### Extract provided:
________
Remove deprecated vad_events and should_interrupt from DeepgramSTTService

Deepgram's built-in VAD events were deprecated in 0.0.99 in favor of
Silero VAD. This removes vad_events from settings and LiveOptions,
the should_interrupt parameter, the vad_enabled property,
_on_speech_started/_on_utterance_end handlers, and simplifies
_on_message and process_frame accordingly.
This commit is contained in:
Mark Backman
2026-04-02 22:05:49 -04:00
parent 60933b7a56
commit 41e46ee69e
2 changed files with 2 additions and 79 deletions

View File

@@ -19,8 +19,6 @@ from pipecat.frames.frames import (
InterimTranscriptionFrame,
StartFrame,
TranscriptionFrame,
UserStartedSpeakingFrame,
UserStoppedSpeakingFrame,
VADUserStartedSpeakingFrame,
VADUserStoppedSpeakingFrame,
)
@@ -45,8 +43,6 @@ try:
ListenV1Finalize,
ListenV1KeepAlive,
ListenV1Results,
ListenV1SpeechStarted,
ListenV1UtteranceEnd,
)
except ModuleNotFoundError as e:
logger.error(f"Exception: {e}")
@@ -94,7 +90,6 @@ class LiveOptions:
smart_format: Optional[bool] = None,
tag: Optional[Any] = None,
utterance_end_ms: Optional[int] = None,
vad_events: Optional[bool] = None,
version: Optional[str] = None,
**kwargs,
):
@@ -127,7 +122,6 @@ class LiveOptions:
smart_format: Apply smart formatting to transcripts.
tag: Custom billing tag (str or list of str).
utterance_end_ms: Silence duration in ms before an utterance-end event.
vad_events: Enable Deepgram VAD speech-started / utterance-end events.
version: Model version (e.g. ``"latest"``).
**kwargs: Any additional Deepgram query parameters.
"""
@@ -157,7 +151,6 @@ class LiveOptions:
self.smart_format = smart_format
self.tag = tag
self.utterance_end_ms = utterance_end_ms
self.vad_events = vad_events
self.version = version
self._extra = kwargs
@@ -201,7 +194,6 @@ class DeepgramSTTSettings(STTSettings):
search: Search terms to highlight (str or list of str).
________
### Tasks for this exercise:
A - In the commit page, list every name ending in "Frame" that appears in the import list from pipecat.frames.frames.
B - Render this sentence from the commit page in Spanish: "Deepgram's built-in VAD events were deprecated in 0.0.99 in favor of Silero VAD."
C - Reproduce the commit page word for word, everything from "except ModuleNotFoundError as" down to "tag (str or list of str).".
Rely on the commit page alone for what comes next.

### Collected material:
________
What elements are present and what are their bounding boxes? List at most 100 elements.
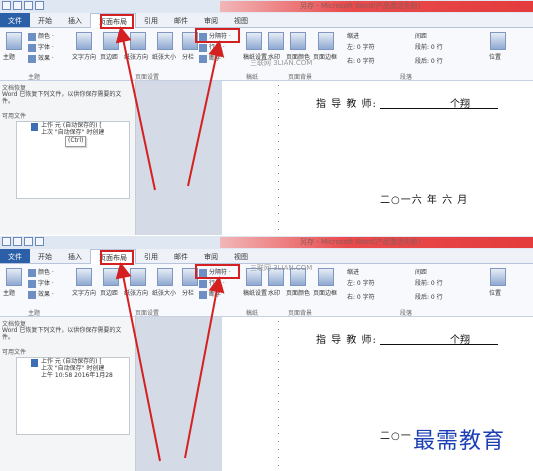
________
### Exercise responses:
A -
InterimTranscriptionFrame
StartFrame
TranscriptionFrame
UserStartedSpeakingFrame
UserStoppedSpeakingFrame
VADUserStartedSpeakingFrame
VADUserStoppedSpeakingFrame

B - Los eventos VAD integrados de Deepgram quedaron obsoletos en 0.0.99 en favor de Silero VAD.

C -
except ModuleNotFoundError as e:
logger.error(f"Exception: {e}")
@@ -94,7 +90,6 @@ class LiveOptions:
smart_format: Optional[bool] = None,
tag: Optional[Any] = None,
utterance_end_ms: Optional[int] = None,
vad_events: Optional[bool] = None,
version: Optional[str] = None,
**kwargs,
):
@@ -127,7 +122,6 @@ class LiveOptions:
smart_format: Apply smart formatting to transcripts.
tag: Custom billing tag (str or list of str).